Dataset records
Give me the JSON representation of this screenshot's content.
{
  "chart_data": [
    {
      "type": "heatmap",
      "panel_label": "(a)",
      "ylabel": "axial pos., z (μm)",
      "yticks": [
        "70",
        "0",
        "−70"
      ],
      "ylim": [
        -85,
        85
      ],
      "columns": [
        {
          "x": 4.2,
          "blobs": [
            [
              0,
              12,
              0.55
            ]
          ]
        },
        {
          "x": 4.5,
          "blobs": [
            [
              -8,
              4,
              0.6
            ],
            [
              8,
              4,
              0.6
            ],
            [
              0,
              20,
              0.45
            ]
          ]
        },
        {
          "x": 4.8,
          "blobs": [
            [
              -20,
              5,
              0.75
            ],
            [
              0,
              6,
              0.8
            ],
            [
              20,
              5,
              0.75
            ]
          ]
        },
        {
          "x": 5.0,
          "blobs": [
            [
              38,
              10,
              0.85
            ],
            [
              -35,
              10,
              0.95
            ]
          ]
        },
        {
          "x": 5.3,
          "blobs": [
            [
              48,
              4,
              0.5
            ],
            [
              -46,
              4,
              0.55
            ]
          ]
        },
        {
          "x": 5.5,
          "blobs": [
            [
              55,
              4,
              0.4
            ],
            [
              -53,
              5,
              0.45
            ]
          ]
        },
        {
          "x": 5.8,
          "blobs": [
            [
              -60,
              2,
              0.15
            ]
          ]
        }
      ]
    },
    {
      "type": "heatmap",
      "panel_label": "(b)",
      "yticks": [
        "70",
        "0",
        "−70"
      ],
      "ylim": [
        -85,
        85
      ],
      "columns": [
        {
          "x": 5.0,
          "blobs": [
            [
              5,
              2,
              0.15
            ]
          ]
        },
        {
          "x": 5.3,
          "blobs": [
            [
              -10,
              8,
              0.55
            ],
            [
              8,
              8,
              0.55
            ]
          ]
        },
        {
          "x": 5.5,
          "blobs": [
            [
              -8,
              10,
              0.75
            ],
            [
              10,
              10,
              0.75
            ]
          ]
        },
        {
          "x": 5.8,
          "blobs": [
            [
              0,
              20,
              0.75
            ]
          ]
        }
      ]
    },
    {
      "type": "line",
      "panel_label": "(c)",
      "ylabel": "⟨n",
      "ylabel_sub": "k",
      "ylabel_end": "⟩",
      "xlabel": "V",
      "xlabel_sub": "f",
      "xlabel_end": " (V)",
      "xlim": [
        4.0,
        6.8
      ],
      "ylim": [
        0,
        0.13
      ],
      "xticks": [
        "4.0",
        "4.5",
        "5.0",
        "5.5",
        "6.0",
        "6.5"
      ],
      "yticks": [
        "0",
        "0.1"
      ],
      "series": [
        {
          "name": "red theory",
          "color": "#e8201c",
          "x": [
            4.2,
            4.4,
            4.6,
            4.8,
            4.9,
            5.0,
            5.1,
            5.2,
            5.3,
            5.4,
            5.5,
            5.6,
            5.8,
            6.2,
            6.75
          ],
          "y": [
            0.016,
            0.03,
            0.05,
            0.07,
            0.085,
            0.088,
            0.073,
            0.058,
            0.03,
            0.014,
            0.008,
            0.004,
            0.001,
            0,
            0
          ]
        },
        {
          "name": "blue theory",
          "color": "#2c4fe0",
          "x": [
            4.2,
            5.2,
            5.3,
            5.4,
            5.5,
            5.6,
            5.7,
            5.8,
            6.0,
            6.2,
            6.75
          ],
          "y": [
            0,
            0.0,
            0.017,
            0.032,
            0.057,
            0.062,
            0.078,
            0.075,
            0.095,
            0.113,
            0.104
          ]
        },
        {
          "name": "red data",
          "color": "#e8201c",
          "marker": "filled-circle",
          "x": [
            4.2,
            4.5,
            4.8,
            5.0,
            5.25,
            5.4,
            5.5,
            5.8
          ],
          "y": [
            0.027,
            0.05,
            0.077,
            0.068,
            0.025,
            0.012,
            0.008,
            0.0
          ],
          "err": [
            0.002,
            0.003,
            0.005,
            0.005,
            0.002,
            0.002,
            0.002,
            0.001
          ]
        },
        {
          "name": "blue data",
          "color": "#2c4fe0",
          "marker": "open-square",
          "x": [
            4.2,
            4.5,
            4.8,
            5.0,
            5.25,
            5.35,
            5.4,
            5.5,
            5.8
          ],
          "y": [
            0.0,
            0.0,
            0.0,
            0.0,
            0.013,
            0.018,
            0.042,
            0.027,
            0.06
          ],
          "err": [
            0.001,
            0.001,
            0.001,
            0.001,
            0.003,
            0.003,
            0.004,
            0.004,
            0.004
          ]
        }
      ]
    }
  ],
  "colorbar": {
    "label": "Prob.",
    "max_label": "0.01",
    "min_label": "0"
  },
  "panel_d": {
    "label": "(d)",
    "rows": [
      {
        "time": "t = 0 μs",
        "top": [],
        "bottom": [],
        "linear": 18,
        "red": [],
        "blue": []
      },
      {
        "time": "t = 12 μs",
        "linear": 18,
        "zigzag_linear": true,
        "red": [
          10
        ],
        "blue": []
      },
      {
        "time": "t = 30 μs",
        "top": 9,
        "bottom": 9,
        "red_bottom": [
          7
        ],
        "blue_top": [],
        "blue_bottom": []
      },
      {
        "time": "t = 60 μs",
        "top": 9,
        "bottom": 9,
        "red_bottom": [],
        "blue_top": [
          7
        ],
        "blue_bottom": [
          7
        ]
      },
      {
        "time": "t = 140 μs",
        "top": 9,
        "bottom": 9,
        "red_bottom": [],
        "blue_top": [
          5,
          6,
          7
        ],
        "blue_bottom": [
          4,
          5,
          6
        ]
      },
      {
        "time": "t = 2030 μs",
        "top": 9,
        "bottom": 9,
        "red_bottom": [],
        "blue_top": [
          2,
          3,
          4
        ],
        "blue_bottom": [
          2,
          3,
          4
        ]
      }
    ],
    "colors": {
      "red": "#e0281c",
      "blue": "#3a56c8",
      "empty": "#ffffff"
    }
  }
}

Stated exercise
Print all the data exactly.

Answer below
Give me the JSON representation of this screenshot's content.
{
  "chart_data": [
    {
      "type": "heatmap",
      "panel_label": "(a)",
      "ylabel": "axial pos., z (μm)",
      "yticks": [
        "70",
        "0",
        "−70"
      ],
      "ylim": [
        -85,
        85
      ],
      "columns": [
        {
          "x": 4.2,
          "blobs": [
            [
              0,
              12,
              0.55
            ]
          ]
        },
        {
          "x": 4.5,
          "blobs": [
            [
              -8,
              4,
              0.6
            ],
            [
              8,
              4,
              0.6
            ],
            [
              0,
              20,
              0.45
            ]
          ]
        },
        {
          "x": 4.8,
          "blobs": [
            [
              -20,
              5,
              0.75
            ],
            [
              0,
              6,
              0.8
            ],
            [
              20,
              5,
              0.75
            ]
          ]
        },
        {
          "x": 5.0,
          "blobs": [
            [
              38,
              10,
              0.85
            ],
            [
              -35,
              10,
              0.95
            ]
          ]
        },
        {
          "x": 5.3,
          "blobs": [
            [
              48,
              4,
              0.5
            ],
            [
              -46,
              4,
              0.55
            ]
          ]
        },
        {
          "x": 5.5,
          "blobs": [
            [
              55,
              4,
              0.4
            ],
            [
              -53,
              5,
              0.45
            ]
          ]
        },
        {
          "x": 5.8,
          "blobs": [
            [
              -60,
              2,
              0.15
            ]
          ]
        }
      ]
    },
    {
      "type": "heatmap",
      "panel_label": "(b)",
      "yticks": [
        "70",
        "0",
        "−70"
      ],
      "ylim": [
        -85,
        85
      ],
      "columns": [
        {
          "x": 5.0,
          "blobs": [
            [
              5,
              2,
              0.15
            ]
          ]
        },
        {
          "x": 5.3,
          "blobs": [
            [
              -10,
              8,
              0.55
            ],
            [
              8,
              8,
              0.55
            ]
          ]
        },
        {
          "x": 5.5,
          "blobs": [
            [
              -8,
              10,
              0.75
            ],
            [
              10,
              10,
              0.75
            ]
          ]
        },
        {
          "x": 5.8,
          "blobs": [
            [
              0,
              20,
              0.75
            ]
          ]
        }
      ]
    },
    {
      "type": "line",
      "panel_label": "(c)",
      "ylabel": "⟨n",
      "ylabel_sub": "k",
      "ylabel_end": "⟩",
      "xlabel": "V",
      "xlabel_sub": "f",
      "xlabel_end": " (V)",
      "xlim": [
        4.0,
        6.8
      ],
      "ylim": [
        0,
        0.13
      ],
      "xticks": [
        "4.0",
        "4.5",
        "5.0",
        "5.5",
        "6.0",
        "6.5"
      ],
      "yticks": [
        "0",
        "0.1"
      ],
      "series": [
        {
          "name": "red theory",
          "color": "#e8201c",
          "x": [
            4.2,
            4.4,
            4.6,
            4.8,
            4.9,
            5.0,
            5.1,
            5.2,
            5.3,
            5.4,
            5.5,
            5.6,
            5.8,
            6.2,
            6.75
          ],
          "y": [
            0.016,
            0.03,
            0.05,
            0.07,
            0.085,
            0.088,
            0.073,
            0.058,
            0.03,
            0.014,
            0.008,
            0.004,
            0.001,
            0,
            0
          ]
        },
        {
          "name": "blue theory",
          "color": "#2c4fe0",
          "x": [
            4.2,
            5.2,
            5.3,
            5.4,
            5.5,
            5.6,
            5.7,
            5.8,
            6.0,
            6.2,
            6.75
          ],
          "y": [
            0,
            0.0,
            0.017,
            0.032,
            0.057,
            0.062,
            0.078,
            0.075,
            0.095,
            0.113,
            0.104
          ]
        },
        {
          "name": "red data",
          "color": "#e8201c",
          "marker": "filled-circle",
          "x": [
            4.2,
            4.5,
            4.8,
            5.0,
            5.25,
            5.4,
            5.5,
            5.8
          ],
          "y": [
            0.027,
            0.05,
            0.077,
            0.068,
            0.025,
            0.012,
            0.008,
            0.0
          ],
          "err": [
            0.002,
            0.003,
            0.005,
            0.005,
            0.002,
            0.002,
            0.002,
            0.001
          ]
        },
        {
          "name": "blue data",
          "color": "#2c4fe0",
          "marker": "open-square",
          "x": [
            4.2,
            4.5,
            4.8,
            5.0,
            5.25,
            5.35,
            5.4,
            5.5,
            5.8
          ],
          "y": [
            0.0,
            0.0,
            0.0,
            0.0,
            0.013,
            0.018,
            0.042,
            0.027,
            0.06
          ],
          "err": [
            0.001,
            0.001,
            0.001,
            0.001,
            0.003,
            0.003,
            0.004,
            0.004,
            0.004
          ]
        }
      ]
    }
  ],
  "colorbar": {
    "label": "Prob.",
    "max_label": "0.01",
    "min_label": "0"
  },
  "panel_d": {
    "label": "(d)",
    "rows": [
      {
        "time": "t = 0 μs",
        "top": [],
        "bottom": [],
        "linear": 18,
        "red": [],
        "blue": []
      },
      {
        "time": "t = 12 μs",
        "linear": 18,
        "zigzag_linear": true,
        "red": [
          10
        ],
        "blue": []
      },
      {
        "time": "t = 30 μs",
        "top": 9,
        "bottom": 9,
        "red_bottom": [
          7
        ],
        "blue_top": [],
        "blue_bottom": []
      },
      {
        "time": "t = 60 μs",
        "top": 9,
        "bottom": 9,
        "red_bottom": [],
        "blue_top": [
          7
        ],
        "blue_bottom": [
          7
        ]
      },
      {
        "time": "t = 140 μs",
        "top": 9,
        "bottom": 9,
        "red_bottom": [],
        "blue_top": [
          5,
          6,
          7
        ],
        "blue_bottom": [
          4,
          5,
          6
        ]
      },
      {
        "time": "t = 2030 μs",
        "top": 9,
        "bottom": 9,
        "red_bottom": [],
        "blue_top": [
          2,
          3,
          4
        ],
        "blue_bottom": [
          2,
          3,
          4
        ]
      }
    ],
    "colors": {
      "red": "#e0281c",
      "blue": "#3a56c8",
      "empty": "#ffffff"
    }
  }
}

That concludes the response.